**Written exercise**: Every line from the one with "Read this page and output its text content." through the final line must be written out exactly, and no other line; omit the pictures.

**Given records**:
============================================================
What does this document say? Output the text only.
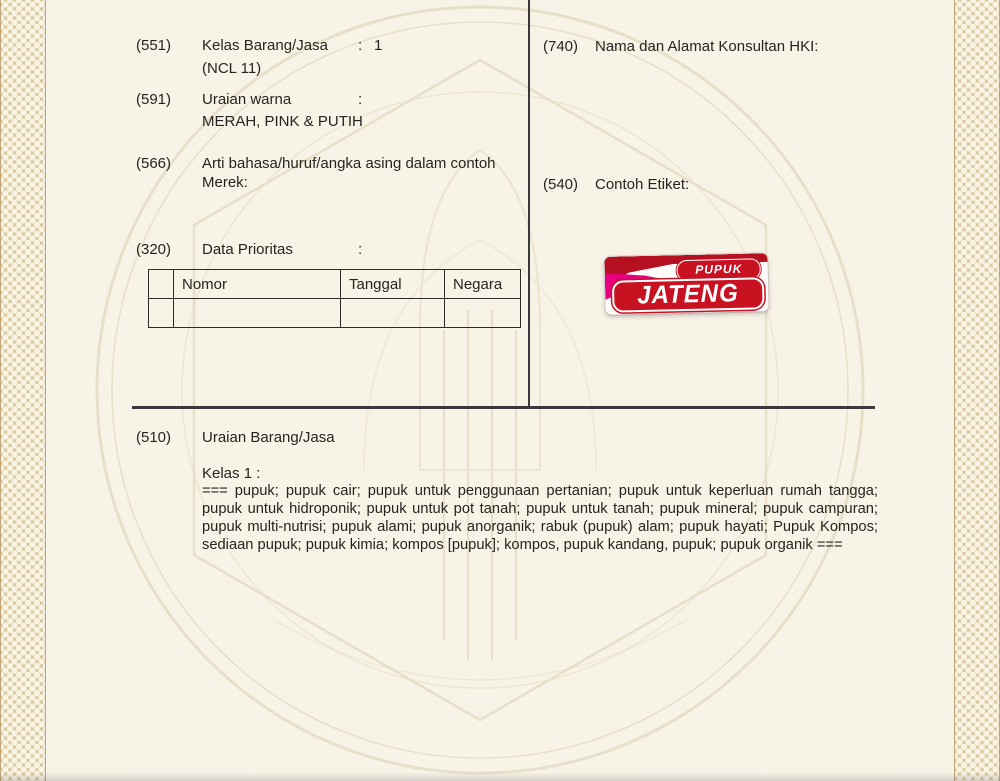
(551) Kelas Barang/Jasa : 1
(NCL 11)
(591) Uraian warna	:
MERAH, PINK & PUTIH
(566) Arti bahasa/huruf/angka asing dalam contoh
Merek:
(320) Data Prioritas	:
	Nomor	Tanggal	Negara

(740) Nama dan Alamat Konsultan HKI:
(540) Contoh Etiket:
PUPUK
JATENG
(510) Uraian Barang/Jasa
Kelas 1 :
=== pupuk; pupuk cair; pupuk untuk penggunaan pertanian; pupuk untuk keperluan rumah tangga; pupuk untuk hidroponik; pupuk untuk pot tanah; pupuk untuk tanah; pupuk mineral; pupuk campuran; pupuk multi-nutrisi; pupuk alami; pupuk anorganik; rabuk (pupuk) alam; pupuk hayati; Pupuk Kompos; sediaan pupuk; pupuk kimia; kompos [pupuk]; kompos, pupuk kandang, pupuk; pupuk organik ===
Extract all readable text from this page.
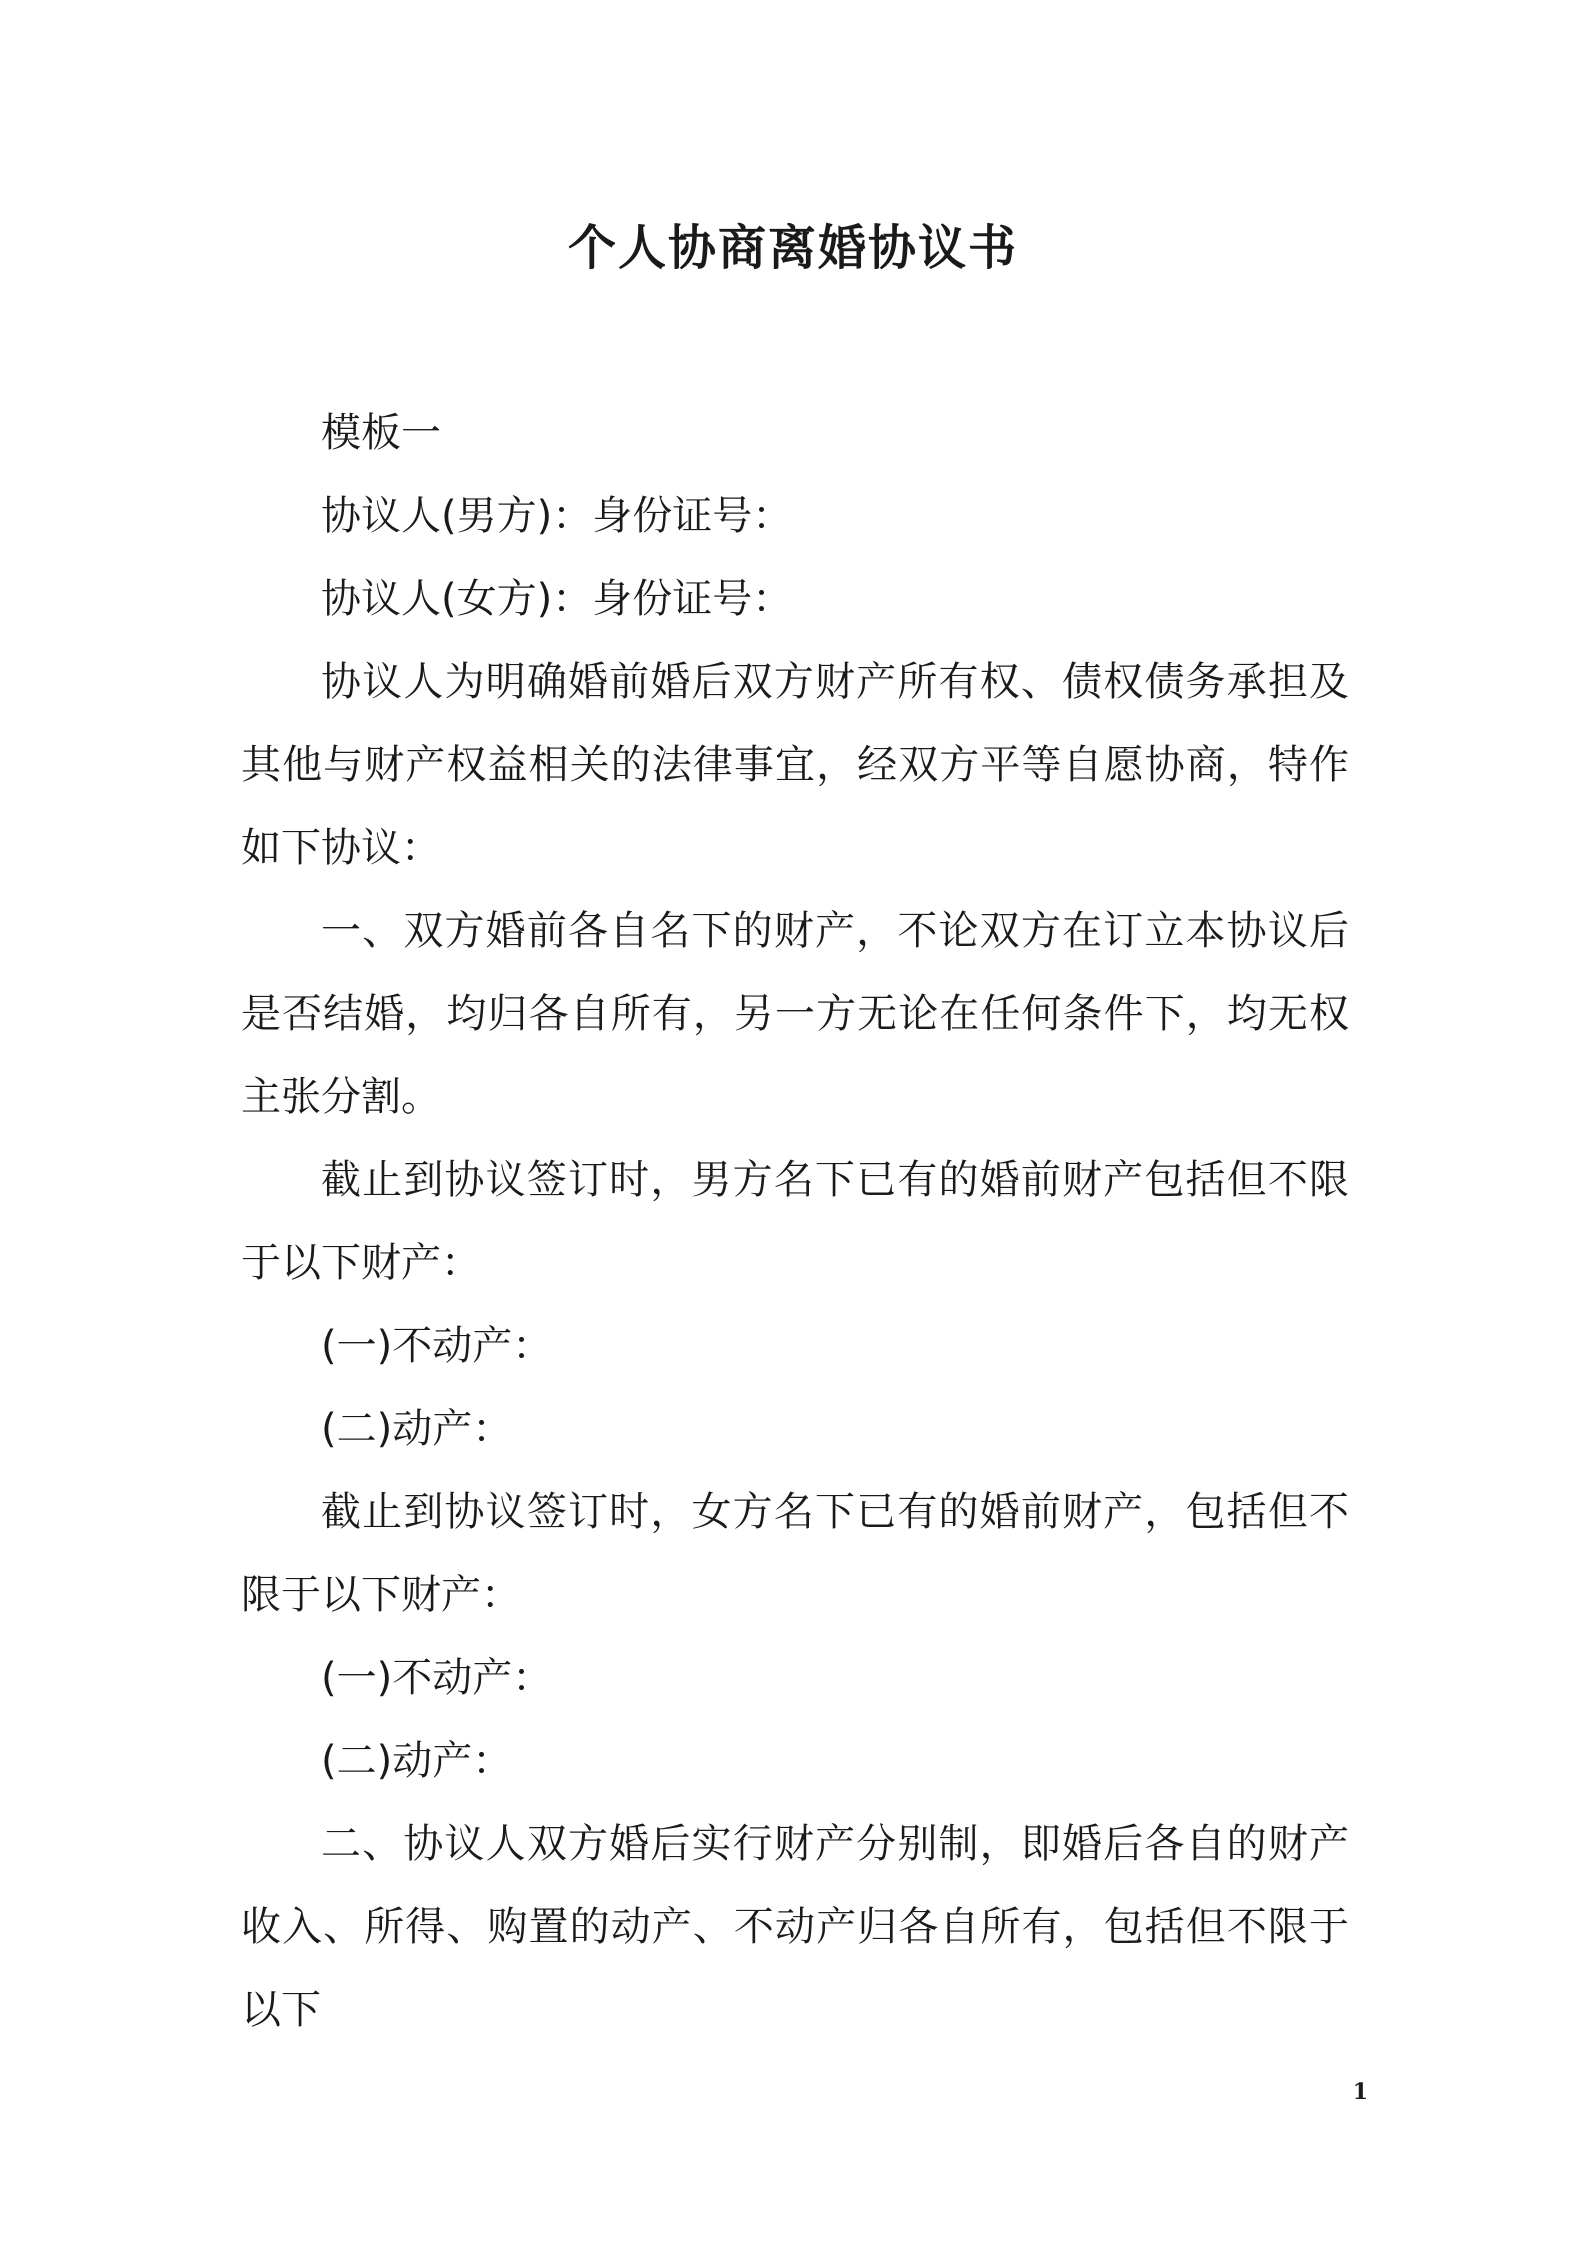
个人协商离婚协议书

模板一

协议人(男方)：身份证号：

协议人(女方)：身份证号：

协议人为明确婚前婚后双方财产所有权、债权债务承担及其他与财产权益相关的法律事宜，经双方平等自愿协商，特作如下协议：

一、双方婚前各自名下的财产，不论双方在订立本协议后是否结婚，均归各自所有，另一方无论在任何条件下，均无权主张分割。

截止到协议签订时，男方名下已有的婚前财产包括但不限于以下财产：

(一)不动产：

(二)动产：

截止到协议签订时，女方名下已有的婚前财产，包括但不限于以下财产：

(一)不动产：

(二)动产：

二、协议人双方婚后实行财产分别制，即婚后各自的财产收入、所得、购置的动产、不动产归各自所有，包括但不限于以下

1
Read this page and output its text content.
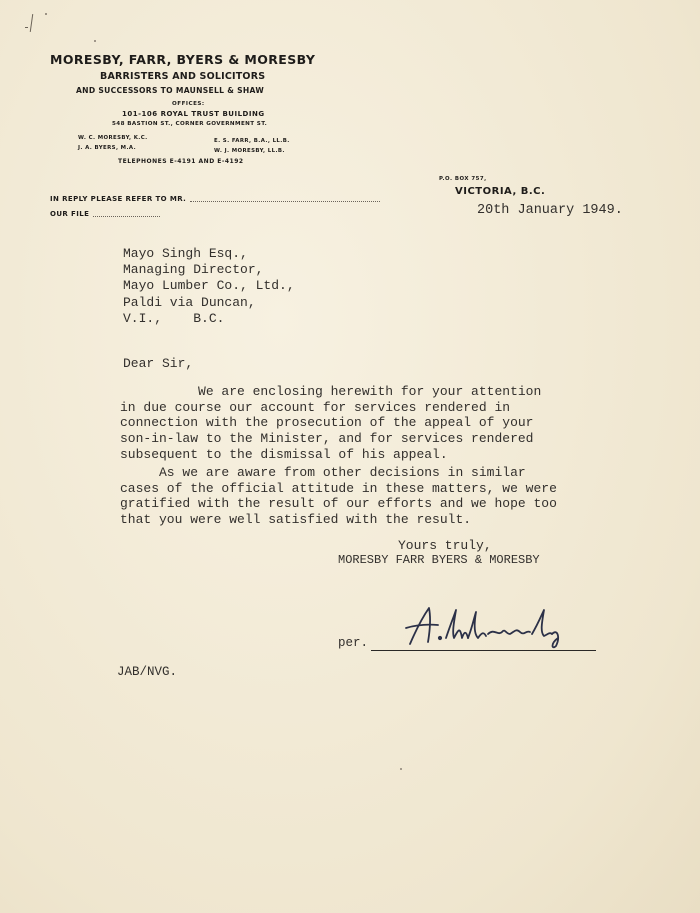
MORESBY, FARR, BYERS & MORESBY
BARRISTERS AND SOLICITORS
AND SUCCESSORS TO MAUNSELL & SHAW
OFFICES:
101-106 ROYAL TRUST BUILDING
548 BASTION ST., CORNER GOVERNMENT ST.
W. C. MORESBY, K.C.	E. S. FARR, B.A., LL.B.
J. A. BYERS, M.A.	W. J. MORESBY, LL.B.
TELEPHONES E-4191 AND E-4192
P.O. BOX 757,
VICTORIA, B.C.
IN REPLY PLEASE REFER TO MR.
OUR FILE	20th January 1949.
Mayo Singh Esq.,
Managing Director,
Mayo Lumber Co., Ltd.,
Paldi via Duncan,
V.I.,    B.C.
Dear Sir,
We are enclosing herewith for your attention
in due course our account for services rendered in
connection with the prosecution of the appeal of your
son-in-law to the Minister, and for services rendered
subsequent to the dismissal of his appeal.
As we are aware from other decisions in similar
cases of the official attitude in these matters, we were
gratified with the result of our efforts and we hope too
that you were well satisfied with the result.
Yours truly,
MORESBY FARR BYERS & MORESBY
per.
JAB/NVG.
============================================================
**Solution to the exercise**:
Read this page and output its text content.
MORESBY, FARR, BYERS & MORESBY
BARRISTERS AND SOLICITORS
AND SUCCESSORS TO MAUNSELL & SHAW
OFFICES:
101-106 ROYAL TRUST BUILDING
548 BASTION ST., CORNER GOVERNMENT ST.
W. C. MORESBY, K.C.	E. S. FARR, B.A., LL.B.
J. A. BYERS, M.A.	W. J. MORESBY, LL.B.
TELEPHONES E-4191 AND E-4192
P.O. BOX 757,
VICTORIA, B.C.
IN REPLY PLEASE REFER TO MR.
OUR FILE	20th January 1949.
Mayo Singh Esq.,
Managing Director,
Mayo Lumber Co., Ltd.,
Paldi via Duncan,
V.I.,    B.C.
Dear Sir,
We are enclosing herewith for your attention
in due course our account for services rendered in
connection with the prosecution of the appeal of your
son-in-law to the Minister, and for services rendered
subsequent to the dismissal of his appeal.
As we are aware from other decisions in similar
cases of the official attitude in these matters, we were
gratified with the result of our efforts and we hope too
that you were well satisfied with the result.
Yours truly,
MORESBY FARR BYERS & MORESBY
per.
JAB/NVG.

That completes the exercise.